(Extracted records)
-*-*-

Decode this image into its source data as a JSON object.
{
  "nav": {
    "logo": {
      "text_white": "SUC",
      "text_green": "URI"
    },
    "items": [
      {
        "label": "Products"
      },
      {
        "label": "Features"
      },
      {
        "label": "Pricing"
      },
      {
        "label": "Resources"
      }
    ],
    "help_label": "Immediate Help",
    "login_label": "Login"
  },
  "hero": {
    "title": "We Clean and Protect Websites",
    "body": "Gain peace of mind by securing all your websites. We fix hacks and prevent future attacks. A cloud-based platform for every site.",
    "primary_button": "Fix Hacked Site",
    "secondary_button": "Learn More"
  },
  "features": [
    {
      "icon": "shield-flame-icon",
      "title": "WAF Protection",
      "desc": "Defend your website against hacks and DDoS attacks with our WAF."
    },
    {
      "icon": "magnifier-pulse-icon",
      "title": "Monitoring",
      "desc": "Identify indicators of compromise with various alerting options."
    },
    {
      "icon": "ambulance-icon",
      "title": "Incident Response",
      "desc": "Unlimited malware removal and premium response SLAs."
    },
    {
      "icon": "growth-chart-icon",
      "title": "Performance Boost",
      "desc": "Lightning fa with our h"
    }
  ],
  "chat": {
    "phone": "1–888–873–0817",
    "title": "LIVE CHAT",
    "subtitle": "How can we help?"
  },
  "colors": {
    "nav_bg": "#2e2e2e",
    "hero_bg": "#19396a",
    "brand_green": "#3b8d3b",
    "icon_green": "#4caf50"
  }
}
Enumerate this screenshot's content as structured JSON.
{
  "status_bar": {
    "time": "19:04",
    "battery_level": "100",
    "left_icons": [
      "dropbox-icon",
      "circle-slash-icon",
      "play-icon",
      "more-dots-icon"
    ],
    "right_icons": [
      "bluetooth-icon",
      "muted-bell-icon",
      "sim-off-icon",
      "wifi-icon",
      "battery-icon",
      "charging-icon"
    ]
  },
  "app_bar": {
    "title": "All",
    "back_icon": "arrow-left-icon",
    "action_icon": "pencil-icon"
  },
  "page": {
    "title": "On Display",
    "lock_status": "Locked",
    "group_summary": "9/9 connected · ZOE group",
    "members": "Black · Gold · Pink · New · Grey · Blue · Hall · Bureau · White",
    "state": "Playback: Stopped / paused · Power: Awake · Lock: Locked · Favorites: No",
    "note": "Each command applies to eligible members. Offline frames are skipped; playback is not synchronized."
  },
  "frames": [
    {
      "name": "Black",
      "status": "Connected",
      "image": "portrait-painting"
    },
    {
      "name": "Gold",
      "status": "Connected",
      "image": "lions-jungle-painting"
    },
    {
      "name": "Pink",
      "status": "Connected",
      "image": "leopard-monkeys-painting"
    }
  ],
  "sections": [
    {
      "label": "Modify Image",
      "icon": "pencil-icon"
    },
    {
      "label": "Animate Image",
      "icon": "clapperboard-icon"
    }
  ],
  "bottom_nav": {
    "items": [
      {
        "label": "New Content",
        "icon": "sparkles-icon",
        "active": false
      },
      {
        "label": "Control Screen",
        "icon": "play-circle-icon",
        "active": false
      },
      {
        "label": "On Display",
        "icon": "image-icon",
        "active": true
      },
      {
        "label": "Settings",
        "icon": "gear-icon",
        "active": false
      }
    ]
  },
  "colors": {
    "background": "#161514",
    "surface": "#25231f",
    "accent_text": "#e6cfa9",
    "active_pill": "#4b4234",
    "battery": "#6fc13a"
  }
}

-*-*-

- Given problem -
Find all lines where the word "circle" appears. Copy them.

- Written response -
      "circle-slash-icon",
        "icon": "play-circle-icon",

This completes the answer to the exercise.